• STATED EXERCISE:
Please state how many lines in the records contain the string "name", with no words besides the number.

• MATERIALS PROVIDED:
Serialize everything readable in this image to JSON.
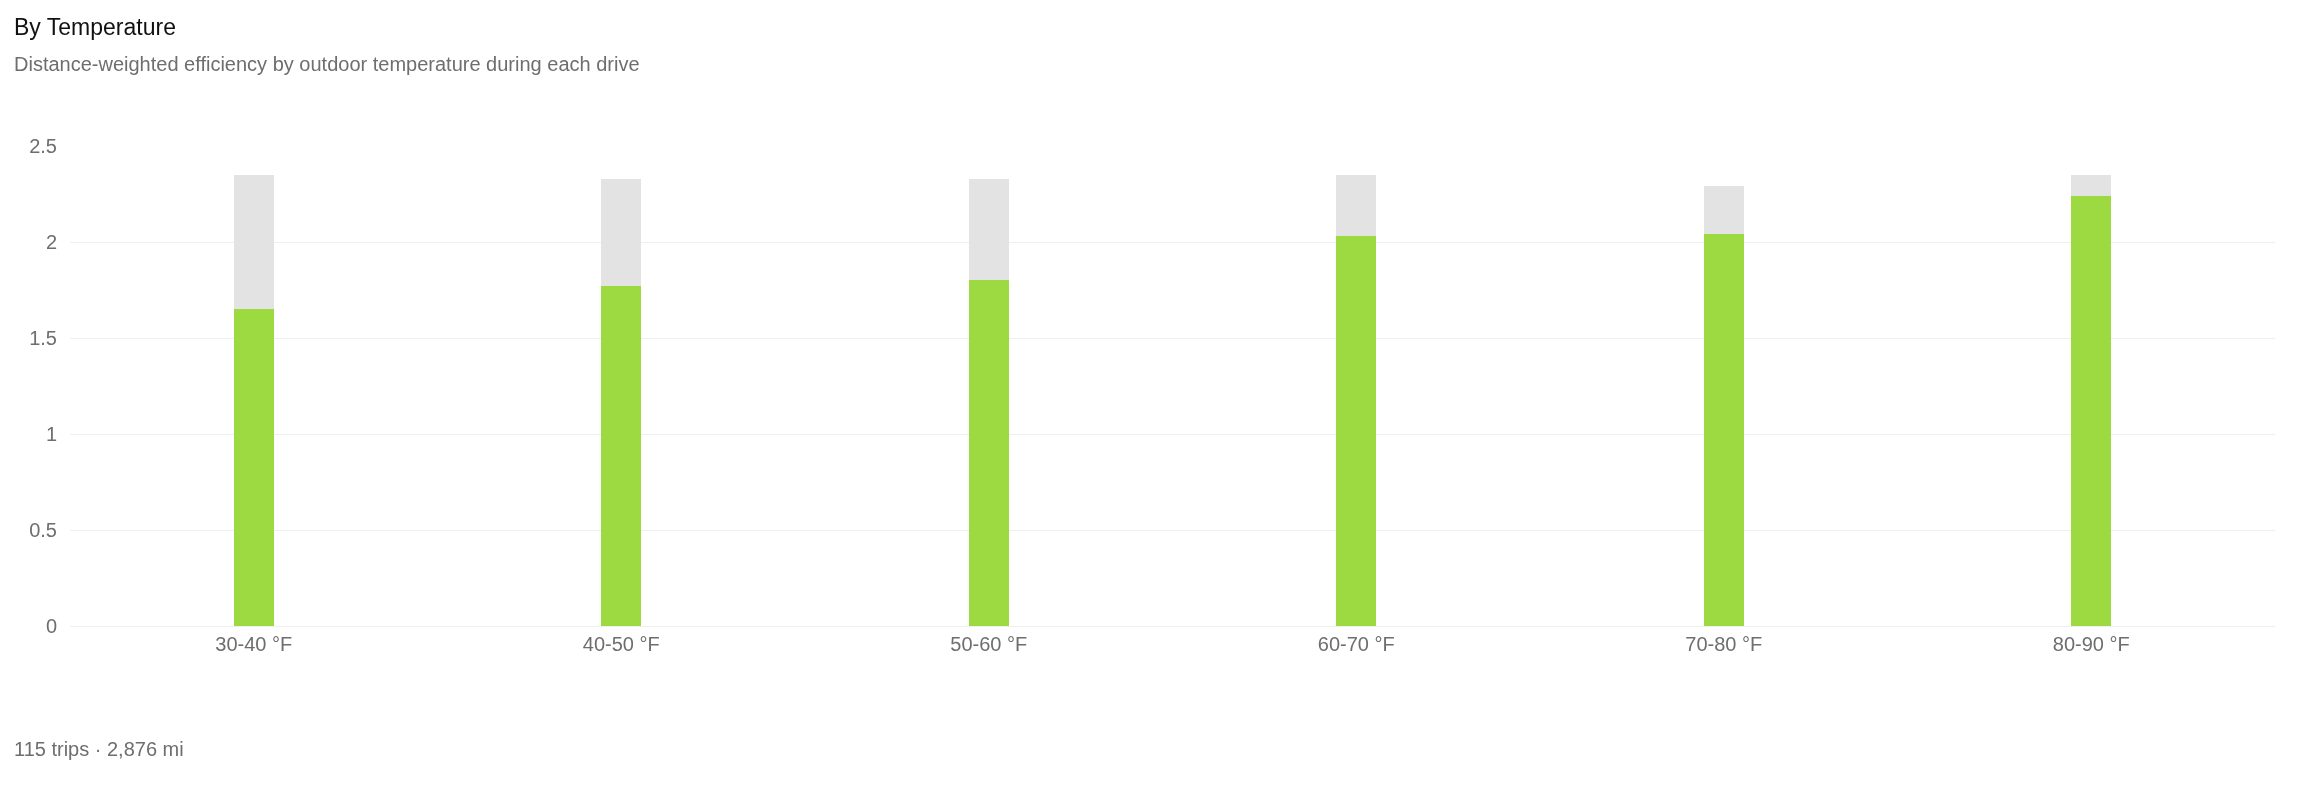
{
  "chart_data": {
    "type": "bar",
    "title": "By Temperature",
    "subtitle": "Distance-weighted efficiency by outdoor temperature during each drive",
    "categories": [
      "30-40 °F",
      "40-50 °F",
      "50-60 °F",
      "60-70 °F",
      "70-80 °F",
      "80-90 °F"
    ],
    "series": [
      {
        "color": "#9dd940",
        "values": [
          1.65,
          1.77,
          1.8,
          2.03,
          2.04,
          2.24
        ]
      },
      {
        "color": "#e3e3e3",
        "values": [
          0.7,
          0.56,
          0.53,
          0.32,
          0.25,
          0.11
        ]
      }
    ],
    "stacked": true,
    "ylim": [
      0,
      2.5
    ],
    "yticks": [
      0,
      0.5,
      1,
      1.5,
      2,
      2.5
    ],
    "grid": "y",
    "annotations": [
      "115 trips · 2,876 mi"
    ]
  }
}
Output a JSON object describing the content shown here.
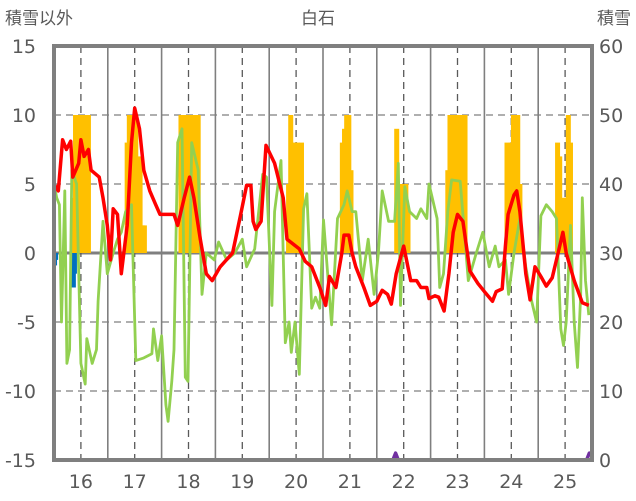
{
  "chart_data": {
    "type": "line",
    "title": "白石",
    "ylabel_left": "積雪以外",
    "ylabel_right": "積雪",
    "xlim": [
      15.5,
      25.5
    ],
    "ylim_left": [
      -15,
      15
    ],
    "ylim_right": [
      0,
      60
    ],
    "x_ticks": [
      "16",
      "17",
      "18",
      "19",
      "20",
      "21",
      "22",
      "23",
      "24",
      "25"
    ],
    "y_ticks_left": [
      "15",
      "10",
      "5",
      "0",
      "-5",
      "-10",
      "-15"
    ],
    "y_ticks_right": [
      "60",
      "50",
      "40",
      "30",
      "20",
      "10",
      "0"
    ],
    "grid": true,
    "colors": {
      "red": "#ff0000",
      "green": "#92d050",
      "orange": "#ffc000",
      "blue": "#0070c0",
      "purple": "#7030a0",
      "axis": "#7f7f7f"
    },
    "series": [
      {
        "name": "orange-bars",
        "type": "bar",
        "axis": "left",
        "color": "#ffc000",
        "points": [
          [
            15.86,
            4
          ],
          [
            15.9,
            10
          ],
          [
            15.94,
            7
          ],
          [
            15.98,
            10
          ],
          [
            16.02,
            10
          ],
          [
            16.06,
            7
          ],
          [
            16.1,
            10
          ],
          [
            16.14,
            10
          ],
          [
            16.86,
            8
          ],
          [
            16.9,
            10
          ],
          [
            16.94,
            10
          ],
          [
            16.98,
            10
          ],
          [
            17.02,
            10
          ],
          [
            17.06,
            5
          ],
          [
            17.1,
            7
          ],
          [
            17.14,
            2
          ],
          [
            17.18,
            2
          ],
          [
            17.86,
            10
          ],
          [
            17.9,
            10
          ],
          [
            17.94,
            10
          ],
          [
            17.98,
            10
          ],
          [
            18.02,
            10
          ],
          [
            18.06,
            10
          ],
          [
            18.1,
            10
          ],
          [
            18.14,
            10
          ],
          [
            18.18,
            10
          ],
          [
            19.86,
            5
          ],
          [
            19.9,
            10
          ],
          [
            19.94,
            6
          ],
          [
            19.98,
            8
          ],
          [
            20.02,
            8
          ],
          [
            20.06,
            3
          ],
          [
            20.1,
            8
          ],
          [
            20.86,
            8
          ],
          [
            20.9,
            9
          ],
          [
            20.94,
            10
          ],
          [
            20.98,
            10
          ],
          [
            21.02,
            6
          ],
          [
            21.87,
            9
          ],
          [
            21.92,
            4
          ],
          [
            21.96,
            5
          ],
          [
            22.0,
            5
          ],
          [
            22.04,
            5
          ],
          [
            22.08,
            3
          ],
          [
            22.82,
            6
          ],
          [
            22.86,
            10
          ],
          [
            22.9,
            10
          ],
          [
            22.94,
            10
          ],
          [
            22.98,
            9
          ],
          [
            23.02,
            10
          ],
          [
            23.06,
            9
          ],
          [
            23.1,
            10
          ],
          [
            23.14,
            10
          ],
          [
            23.92,
            8
          ],
          [
            23.96,
            7
          ],
          [
            24.0,
            8
          ],
          [
            24.04,
            10
          ],
          [
            24.08,
            8
          ],
          [
            24.12,
            10
          ],
          [
            24.16,
            5
          ],
          [
            24.86,
            8
          ],
          [
            24.9,
            7
          ],
          [
            24.94,
            3
          ],
          [
            24.98,
            4
          ],
          [
            25.02,
            4
          ],
          [
            25.06,
            10
          ],
          [
            25.1,
            8
          ]
        ]
      },
      {
        "name": "blue-bars",
        "type": "bar",
        "axis": "left",
        "color": "#0070c0",
        "points": [
          [
            15.51,
            -0.9
          ],
          [
            15.53,
            -0.5
          ],
          [
            15.86,
            -2.5
          ],
          [
            15.88,
            -1.5
          ]
        ]
      },
      {
        "name": "green-line",
        "type": "line",
        "axis": "left",
        "color": "#92d050",
        "points": [
          [
            15.5,
            5
          ],
          [
            15.55,
            4
          ],
          [
            15.6,
            3.5
          ],
          [
            15.64,
            -5
          ],
          [
            15.7,
            4.5
          ],
          [
            15.74,
            -8
          ],
          [
            15.79,
            -7
          ],
          [
            15.83,
            6
          ],
          [
            15.92,
            5
          ],
          [
            16.0,
            -8
          ],
          [
            16.08,
            -9.5
          ],
          [
            16.11,
            -6.2
          ],
          [
            16.21,
            -8
          ],
          [
            16.29,
            -7
          ],
          [
            16.32,
            -3.5
          ],
          [
            16.41,
            2.3
          ],
          [
            16.49,
            -1.5
          ],
          [
            16.6,
            0
          ],
          [
            16.68,
            1
          ],
          [
            16.75,
            1.5
          ],
          [
            16.83,
            3
          ],
          [
            16.94,
            3.5
          ],
          [
            17.02,
            -7.8
          ],
          [
            17.17,
            -7.6
          ],
          [
            17.32,
            -7.3
          ],
          [
            17.35,
            -5.5
          ],
          [
            17.43,
            -7.8
          ],
          [
            17.5,
            -6
          ],
          [
            17.58,
            -11
          ],
          [
            17.62,
            -12.2
          ],
          [
            17.69,
            -9.3
          ],
          [
            17.73,
            -7
          ],
          [
            17.8,
            8
          ],
          [
            17.88,
            9
          ],
          [
            17.94,
            -9
          ],
          [
            17.99,
            -9.3
          ],
          [
            18.06,
            8
          ],
          [
            18.18,
            6
          ],
          [
            18.25,
            -3
          ],
          [
            18.33,
            0
          ],
          [
            18.48,
            -0.5
          ],
          [
            18.56,
            0.8
          ],
          [
            18.71,
            -0.5
          ],
          [
            18.86,
            0
          ],
          [
            19.0,
            1
          ],
          [
            19.08,
            -1
          ],
          [
            19.23,
            0.3
          ],
          [
            19.38,
            5.7
          ],
          [
            19.45,
            5.5
          ],
          [
            19.55,
            -3.8
          ],
          [
            19.6,
            3
          ],
          [
            19.72,
            6.7
          ],
          [
            19.8,
            -6.5
          ],
          [
            19.87,
            -5
          ],
          [
            19.91,
            -7.2
          ],
          [
            19.98,
            -5
          ],
          [
            20.06,
            -8.8
          ],
          [
            20.14,
            3.2
          ],
          [
            20.2,
            4.3
          ],
          [
            20.29,
            -4
          ],
          [
            20.36,
            -3.2
          ],
          [
            20.44,
            -4
          ],
          [
            20.51,
            2.4
          ],
          [
            20.66,
            -5.2
          ],
          [
            20.77,
            2.5
          ],
          [
            20.89,
            3.5
          ],
          [
            20.95,
            4.5
          ],
          [
            21.04,
            3
          ],
          [
            21.11,
            3
          ],
          [
            21.23,
            -2
          ],
          [
            21.34,
            1
          ],
          [
            21.45,
            -3
          ],
          [
            21.53,
            0
          ],
          [
            21.6,
            4.5
          ],
          [
            21.72,
            2.3
          ],
          [
            21.83,
            2.3
          ],
          [
            21.9,
            6.5
          ],
          [
            21.94,
            -3.8
          ],
          [
            22.02,
            4.8
          ],
          [
            22.11,
            3
          ],
          [
            22.24,
            2.5
          ],
          [
            22.32,
            3.2
          ],
          [
            22.43,
            2.5
          ],
          [
            22.47,
            5
          ],
          [
            22.62,
            2.5
          ],
          [
            22.67,
            -2.5
          ],
          [
            22.74,
            -1.5
          ],
          [
            22.82,
            3
          ],
          [
            22.89,
            5.3
          ],
          [
            23.05,
            5.2
          ],
          [
            23.2,
            -2
          ],
          [
            23.35,
            0
          ],
          [
            23.47,
            1.5
          ],
          [
            23.59,
            -1
          ],
          [
            23.7,
            0.5
          ],
          [
            23.77,
            -1
          ],
          [
            23.89,
            -0.5
          ],
          [
            23.95,
            -3
          ],
          [
            24.05,
            0
          ],
          [
            24.16,
            2.5
          ],
          [
            24.27,
            -1
          ],
          [
            24.38,
            -3.5
          ],
          [
            24.47,
            -5
          ],
          [
            24.55,
            2.7
          ],
          [
            24.65,
            3.5
          ],
          [
            24.76,
            3
          ],
          [
            24.84,
            2.5
          ],
          [
            24.92,
            -5.5
          ],
          [
            24.97,
            -6.7
          ],
          [
            25.02,
            -5
          ],
          [
            25.1,
            2
          ],
          [
            25.17,
            -5
          ],
          [
            25.23,
            -8.3
          ],
          [
            25.29,
            -3
          ],
          [
            25.32,
            4
          ],
          [
            25.38,
            -2
          ],
          [
            25.44,
            -4.5
          ]
        ]
      },
      {
        "name": "red-line",
        "type": "line",
        "axis": "left",
        "color": "#ff0000",
        "points": [
          [
            15.5,
            5
          ],
          [
            15.58,
            4.5
          ],
          [
            15.66,
            8.2
          ],
          [
            15.73,
            7.5
          ],
          [
            15.81,
            8.1
          ],
          [
            15.85,
            5.5
          ],
          [
            15.96,
            6.5
          ],
          [
            16.0,
            8.2
          ],
          [
            16.06,
            7
          ],
          [
            16.14,
            7.5
          ],
          [
            16.19,
            6
          ],
          [
            16.34,
            5.5
          ],
          [
            16.41,
            4
          ],
          [
            16.49,
            2
          ],
          [
            16.55,
            -0.5
          ],
          [
            16.6,
            3.2
          ],
          [
            16.68,
            2.8
          ],
          [
            16.75,
            -1.5
          ],
          [
            16.86,
            2
          ],
          [
            16.94,
            8
          ],
          [
            17.0,
            10.5
          ],
          [
            17.09,
            9
          ],
          [
            17.17,
            6
          ],
          [
            17.28,
            4.5
          ],
          [
            17.39,
            3.5
          ],
          [
            17.47,
            2.8
          ],
          [
            17.73,
            2.8
          ],
          [
            17.8,
            2
          ],
          [
            17.92,
            4
          ],
          [
            18.02,
            5.5
          ],
          [
            18.1,
            4
          ],
          [
            18.22,
            1
          ],
          [
            18.33,
            -1.5
          ],
          [
            18.44,
            -2
          ],
          [
            18.59,
            -1
          ],
          [
            18.82,
            0
          ],
          [
            18.97,
            2.8
          ],
          [
            19.08,
            4.9
          ],
          [
            19.16,
            4.9
          ],
          [
            19.2,
            2.3
          ],
          [
            19.25,
            1.7
          ],
          [
            19.35,
            2.3
          ],
          [
            19.44,
            7.8
          ],
          [
            19.6,
            6.5
          ],
          [
            19.76,
            4
          ],
          [
            19.83,
            1
          ],
          [
            20.06,
            0.3
          ],
          [
            20.17,
            -0.6
          ],
          [
            20.29,
            -1
          ],
          [
            20.44,
            -2.5
          ],
          [
            20.55,
            -3.8
          ],
          [
            20.62,
            -1.7
          ],
          [
            20.74,
            -2.5
          ],
          [
            20.85,
            0
          ],
          [
            20.89,
            1.3
          ],
          [
            20.98,
            1.3
          ],
          [
            21.04,
            0
          ],
          [
            21.11,
            -1
          ],
          [
            21.26,
            -2.5
          ],
          [
            21.38,
            -3.8
          ],
          [
            21.5,
            -3.5
          ],
          [
            21.6,
            -2.7
          ],
          [
            21.7,
            -3
          ],
          [
            21.77,
            -3.7
          ],
          [
            21.86,
            -1.5
          ],
          [
            22.0,
            0.5
          ],
          [
            22.13,
            -2
          ],
          [
            22.24,
            -2
          ],
          [
            22.32,
            -2.5
          ],
          [
            22.43,
            -2.5
          ],
          [
            22.47,
            -3.3
          ],
          [
            22.58,
            -3.1
          ],
          [
            22.65,
            -3.2
          ],
          [
            22.75,
            -4.2
          ],
          [
            22.84,
            -1.5
          ],
          [
            22.92,
            1.5
          ],
          [
            23.0,
            2.8
          ],
          [
            23.1,
            2.3
          ],
          [
            23.23,
            -1.3
          ],
          [
            23.38,
            -2.2
          ],
          [
            23.5,
            -2.8
          ],
          [
            23.65,
            -3.5
          ],
          [
            23.72,
            -2.8
          ],
          [
            23.83,
            -2.6
          ],
          [
            23.89,
            0.5
          ],
          [
            23.94,
            2.8
          ],
          [
            24.05,
            4.2
          ],
          [
            24.1,
            4.5
          ],
          [
            24.16,
            3
          ],
          [
            24.27,
            -1.5
          ],
          [
            24.35,
            -3.4
          ],
          [
            24.44,
            -1
          ],
          [
            24.55,
            -1.7
          ],
          [
            24.65,
            -2.4
          ],
          [
            24.76,
            -1.8
          ],
          [
            24.87,
            0
          ],
          [
            24.96,
            1.5
          ],
          [
            25.02,
            0
          ],
          [
            25.17,
            -2
          ],
          [
            25.32,
            -3.6
          ],
          [
            25.44,
            -3.8
          ]
        ]
      },
      {
        "name": "purple-line",
        "type": "line",
        "axis": "right",
        "color": "#7030a0",
        "points": [
          [
            15.5,
            0
          ],
          [
            21.8,
            0
          ],
          [
            21.85,
            1
          ],
          [
            21.9,
            0
          ],
          [
            25.4,
            0
          ],
          [
            25.45,
            1
          ],
          [
            25.5,
            1
          ]
        ]
      }
    ]
  }
}
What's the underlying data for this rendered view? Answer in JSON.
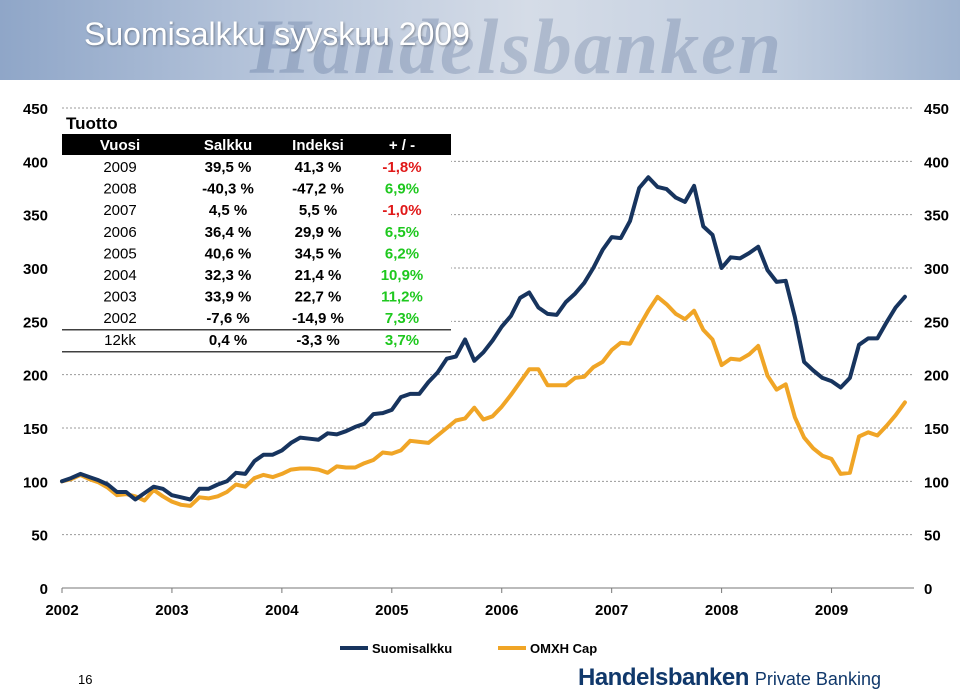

• SOLVED EXERCISE:
5